** Start of RECORD LIST **

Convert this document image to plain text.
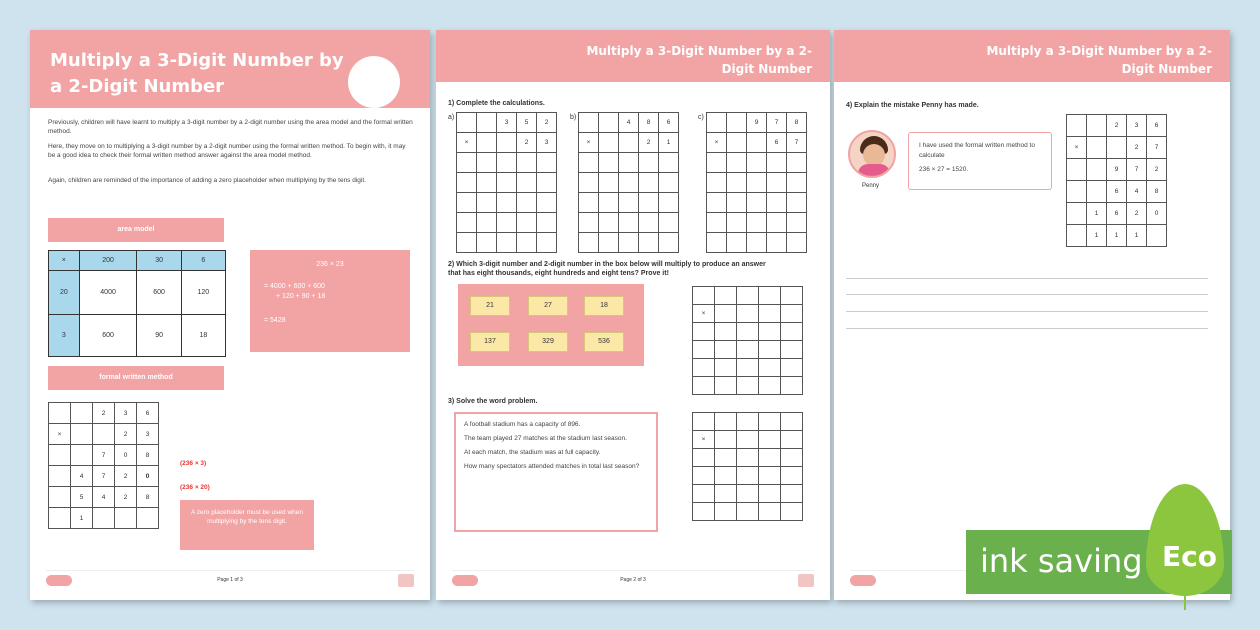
Multiply a 3-Digit Number by a 2-Digit Number
Previously, children will have learnt to multiply a 3-digit number by a 2-digit number using the area model and the formal written method.
Here, they move on to multiplying a 3-digit number by a 2-digit number using the formal written method. To begin with, it may be a good idea to check their formal written method answer against the area model method.
Again, children are reminded of the importance of adding a zero placeholder when multiplying by the tens digit.
area model
×	200	30	6
20	4000	600	120
3	600	90	18
236 × 23
= 4000 + 600 + 600
+ 120 + 90 + 18
= 5428
formal written method
		2	3	6
×			2	3
		7	0	8
	4	7	2	0
	5	4	2	8
	1			
(236 × 3)
(236 × 20)
A zero placeholder must be used when multiplying by the tens digit.
Page 1 of 3
Multiply a 3-Digit Number by a 2-Digit Number
1) Complete the calculations.
a)
		3	5	2
×			2	3

b)
		4	8	6
×			2	1

c)
		9	7	8
×			6	7

2) Which 3-digit number and 2-digit number in the box below will multiply to produce an answer that has eight thousands, eight hundreds and eight tens? Prove it!
21	27	18
137	329	536

×				

3) Solve the word problem.

A football stadium has a capacity of 896.

The team played 27 matches at the stadium last season.

At each match, the stadium was at full capacity.

How many spectators attended matches in total last season?

×				

Page 2 of 3
Multiply a 3-Digit Number by a 2-Digit Number
4) Explain the mistake Penny has made.
Penny
I have used the formal written method to calculate
236 × 27 = 1520.
		2	3	6
×			2	7
		9	7	2
		6	4	8
	1	6	2	0
	1	1	1	
ink saving Eco
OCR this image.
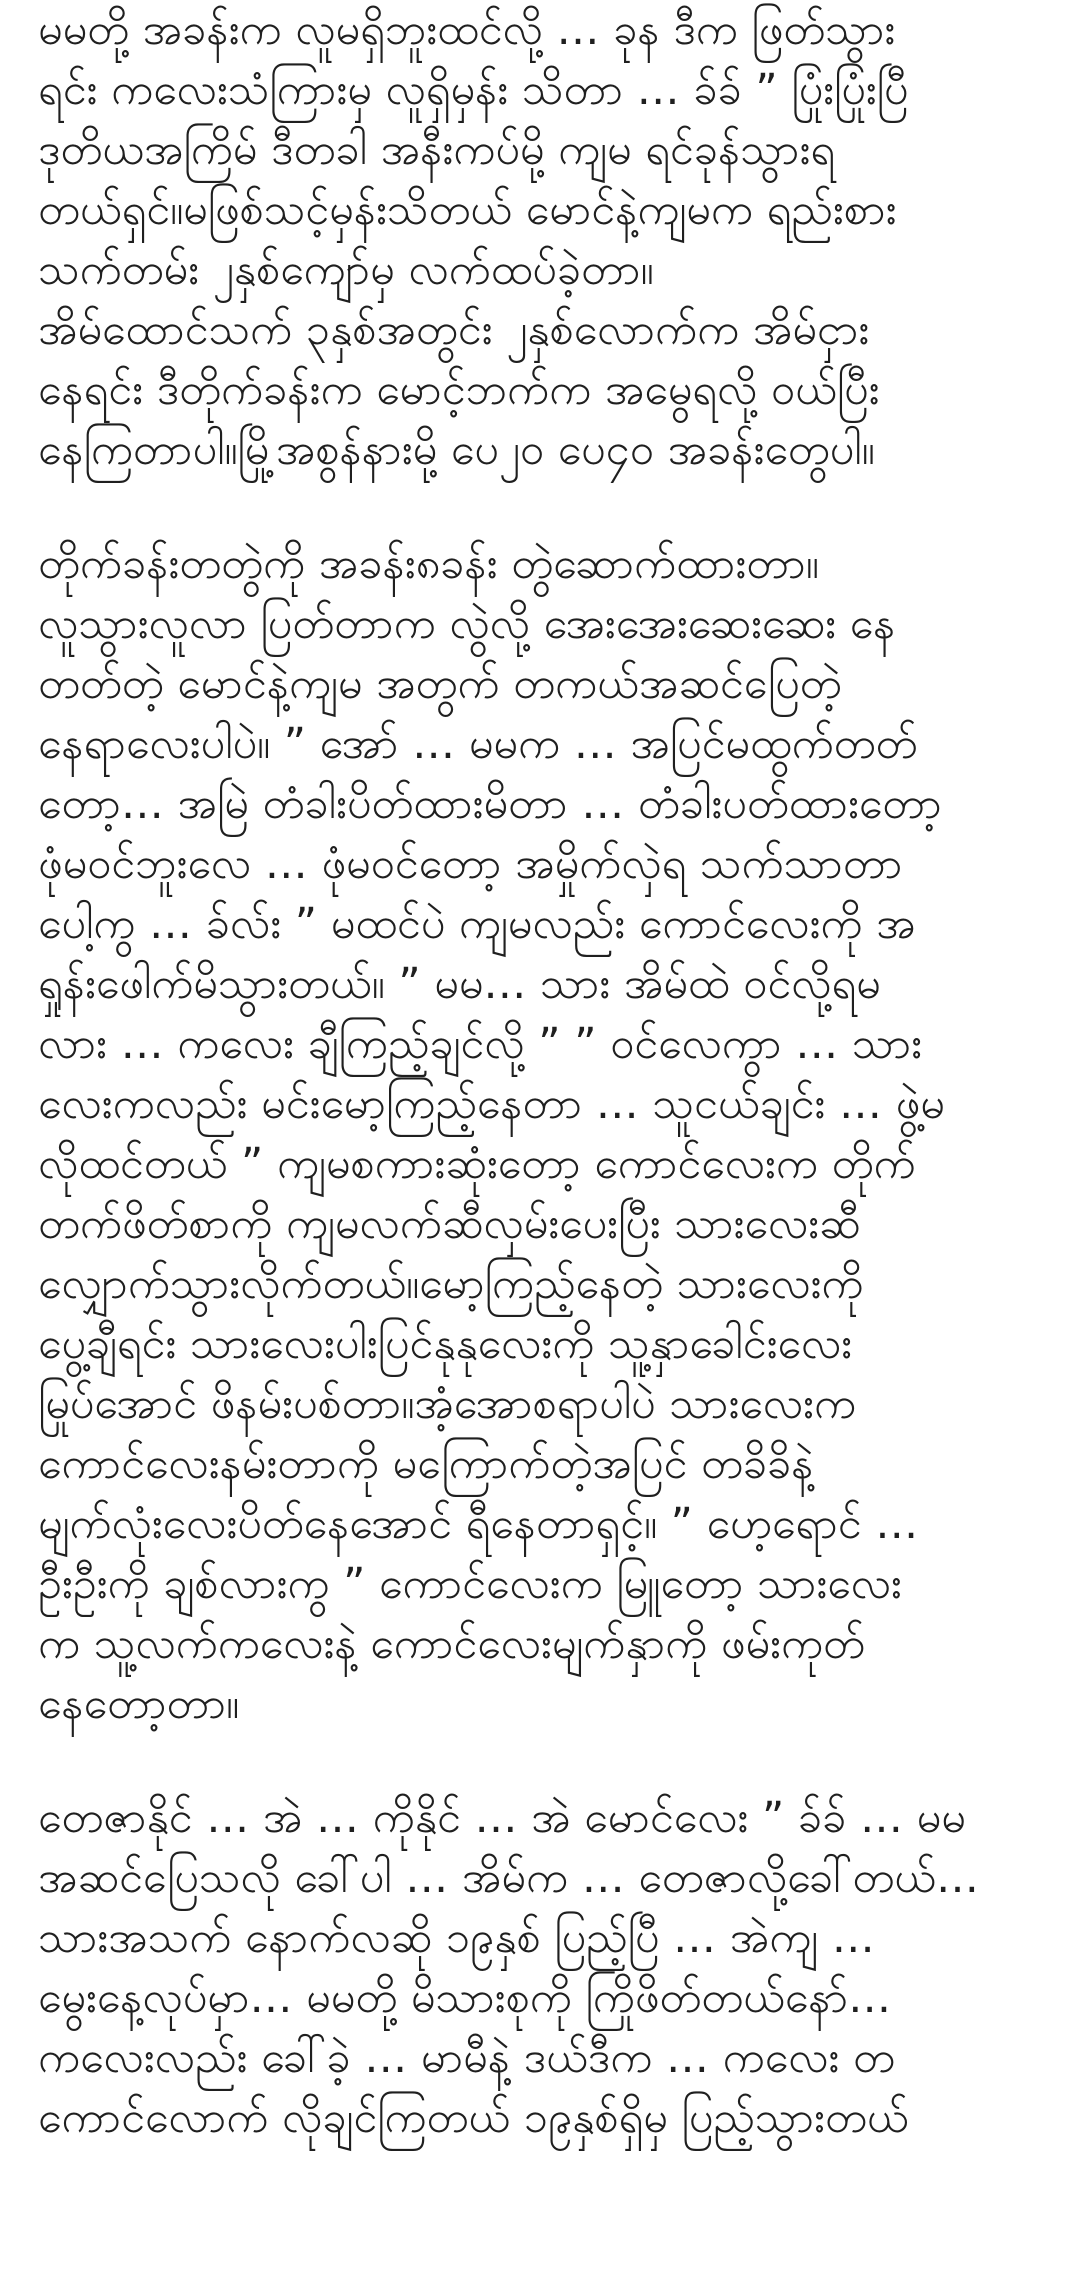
မမတို့ အခန်းက လူမရှိဘူးထင်လို့ … ခုန ဒီက ဖြတ်သွား
ရင်း ကလေးသံကြားမှ လူရှိမှန်း သိတာ … ခ်ခ် ” ပြုံးပြုံးပြီ
ဒုတိယအကြိမ် ဒီတခါ အနီးကပ်မို့ ကျမ ရင်ခုန်သွားရ
တယ်ရှင်။မဖြစ်သင့်မှန်းသိတယ် မောင်နဲ့ကျမက ရည်းစား
သက်တမ်း ၂နှစ်ကျော်မှ လက်ထပ်ခဲ့တာ။
အိမ်ထောင်သက် ၃နှစ်အတွင်း ၂နှစ်လောက်က အိမ်ငှား
နေရင်း ဒီတိုက်ခန်းက မောင့်ဘက်က အမွေရလို့ ဝယ်ပြီး
နေကြတာပါ။မြို့အစွန်နားမို့ ပေ၂၀ ပေ၄၀ အခန်းတွေပါ။
တိုက်ခန်းတတွဲကို အခန်း၈ခန်း တွဲဆောက်ထားတာ။
လူသွားလူလာ ပြတ်တာက လွဲလို့ အေးအေးဆေးဆေး နေ
တတ်တဲ့ မောင်နဲ့ကျမ အတွက် တကယ်အဆင်ပြေတဲ့
နေရာလေးပါပဲ။ ” အော် … မမက … အပြင်မထွက်တတ်
တော့… အမြဲ တံခါးပိတ်ထားမိတာ … တံခါးပတ်ထားတော့
ဖုံမဝင်ဘူးလေ … ဖုံမဝင်တော့ အမှိုက်လှဲရ သက်သာတာ
ပေါ့ကွ … ခ်လ်း ” မထင်ပဲ ကျမလည်း ကောင်လေးကို အ
ရှုန်းဖေါက်မိသွားတယ်။ ” မမ… သား အိမ်ထဲ ဝင်လို့ရမ
လား … ကလေး ချီကြည့်ချင်လို့ ” ” ဝင်လေကွာ … သား
လေးကလည်း မင်းမော့ကြည့်နေတာ … သူငယ်ချင်း … ဖွဲ့မ
လိုထင်တယ် ” ကျမစကားဆုံးတော့ ကောင်လေးက တိုက်
တက်ဖိတ်စာကို ကျမလက်ဆီလှမ်းပေးပြီး သားလေးဆီ
လျှောက်သွားလိုက်တယ်။မော့ကြည့်နေတဲ့ သားလေးကို
ပွေ့ချီရင်း သားလေးပါးပြင်နုနုလေးကို သူ့နှာခေါင်းလေး
မြုပ်အောင် ဖိနမ်းပစ်တာ။အံ့အောစရာပါပဲ သားလေးက
ကောင်လေးနမ်းတာကို မကြောက်တဲ့အပြင် တခိခိနဲ့
မျက်လုံးလေးပိတ်နေအောင် ရီနေတာရှင့်။ ” ဟေ့ရောင် …
ဦးဦးကို ချစ်လားကွ ” ကောင်လေးက မြူတော့ သားလေး
က သူ့လက်ကလေးနဲ့ ကောင်လေးမျက်နှာကို ဖမ်းကုတ်
နေတော့တာ။
တေဇာနိုင် … အဲ … ကိုနိုင် … အဲ မောင်လေး ” ခ်ခ် … မမ
အဆင်ပြေသလို ခေါ်ပါ … အိမ်က … တေဇာလို့ခေါ်တယ်…
သားအသက် နောက်လဆို ၁၉နှစ် ပြည့်ပြီ … အဲကျ …
မွေးနေ့လုပ်မှာ… မမတို့ မိသားစုကို ကြိုဖိတ်တယ်နော်…
ကလေးလည်း ခေါ်ခဲ့ … မာမီနဲ့ ဒယ်ဒီက … ကလေး တ
ကောင်လောက် လိုချင်ကြတယ် ၁၉နှစ်ရှိမှ ပြည့်သွားတယ်
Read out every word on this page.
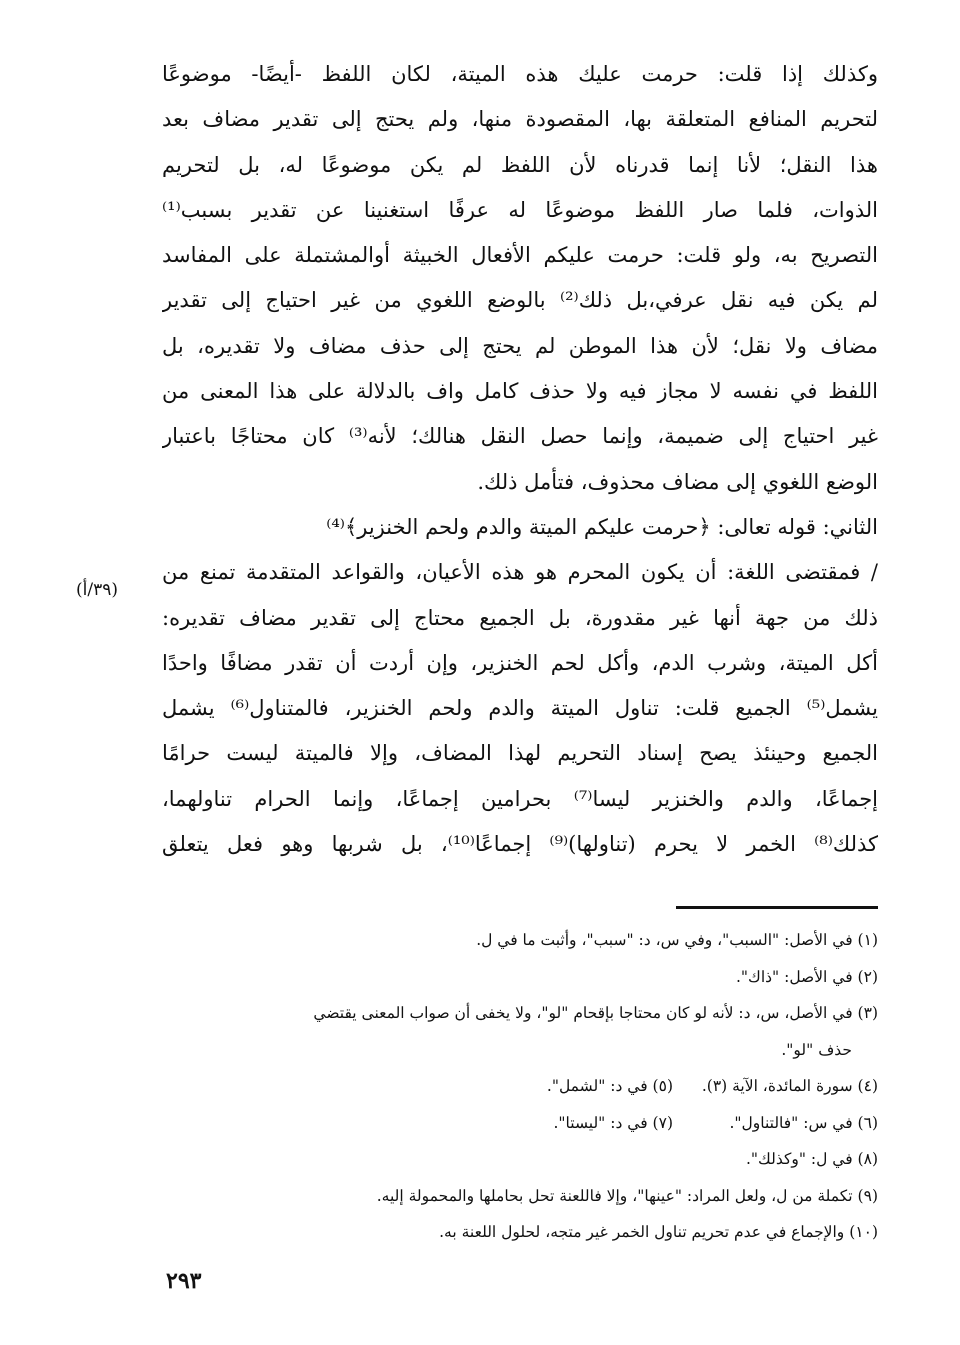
وكذلك إذا قلت: حرمت عليك هذه الميتة، لكان اللفظ -أيضًا- موضوعًا
لتحريم المنافع المتعلقة بها، المقصودة منها، ولم يحتج إلى تقدير مضاف بعد
هذا النقل؛ لأنا إنما قدرناه لأن اللفظ لم يكن موضوعًا له، بل لتحريم
الذوات، فلما صار اللفظ موضوعًا له عرفًا استغنينا عن تقدير بسبب⁽¹⁾
التصريح به، ولو قلت: حرمت عليكم الأفعال الخبيثة أوالمشتملة على المفاسد
لم يكن فيه نقل عرفي،بل ذلك⁽²⁾ بالوضع اللغوي من غير احتياج إلى تقدير
مضاف ولا نقل؛ لأن هذا الموطن لم يحتج إلى حذف مضاف ولا تقديره، بل
اللفظ في نفسه لا مجاز فيه ولا حذف كامل واف بالدلالة على هذا المعنى من
غير احتياج إلى ضميمة، وإنما حصل النقل هنالك؛ لأنه⁽³⁾ كان محتاجًا باعتبار
الوضع اللغوي إلى مضاف محذوف، فتأمل ذلك.
الثاني: قوله تعالى: ﴿حرمت عليكم الميتة والدم ولحم الخنزير﴾⁽⁴⁾
/ فمقتضى اللغة: أن يكون المحرم هو هذه الأعيان، والقواعد المتقدمة تمنع من
ذلك من جهة أنها غير مقدورة، بل الجميع محتاج إلى تقدير مضاف تقديره:
أكل الميتة، وشرب الدم، وأكل لحم الخنزير، وإن أردت أن تقدر مضافًا واحدًا
يشمل⁽⁵⁾ الجميع قلت: تناول الميتة والدم ولحم الخنزير، فالمتناول⁽⁶⁾ يشمل
الجميع وحينئذ يصح إسناد التحريم لهذا المضاف، وإلا فالميتة ليست حرامًا
إجماعًا، والدم والخنزير ليسا⁽⁷⁾ بحرامين إجماعًا، وإنما الحرام تناولهما،
كذلك⁽⁸⁾ الخمر لا يحرم (تناولها)⁽⁹⁾ إجماعًا⁽¹⁰⁾، بل شربها وهو فعل يتعلق
(٣٩/أ)
(١) في الأصل: "السبب"، وفي س، د: "سبب"، وأثبت ما في ل.
(٢) في الأصل: "ذاك".
(٣) في الأصل، س، د: لأنه لو كان محتاجا بإقحام "لو"، ولا يخفى أن صواب المعنى يقتضي
حذف "لو".
(٤) سورة المائدة، الآية (٣).
(٥) في د: "لشمل".
(٦) في س: "فالتناول".
(٧) في د: "ليستا".
(٨) في ل: "وكذلك".
(٩) تكملة من ل، ولعل المراد: "عينها"، وإلا فاللعنة تحل بحاملها والمحمولة إليه.
(١٠) والإجماع في عدم تحريم تناول الخمر غير متجه، لحلول اللعنة به.
٢٩٣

** End of RECORD LIST **

**AIM**
In the entries above, find lines with "have" and copy each.

**SOLVED PROBLEM**
Previously, children will have learnt to multiply a 3-digit number by a 2-digit number using the area model and the formal written method.
I have used the formal written method to calculate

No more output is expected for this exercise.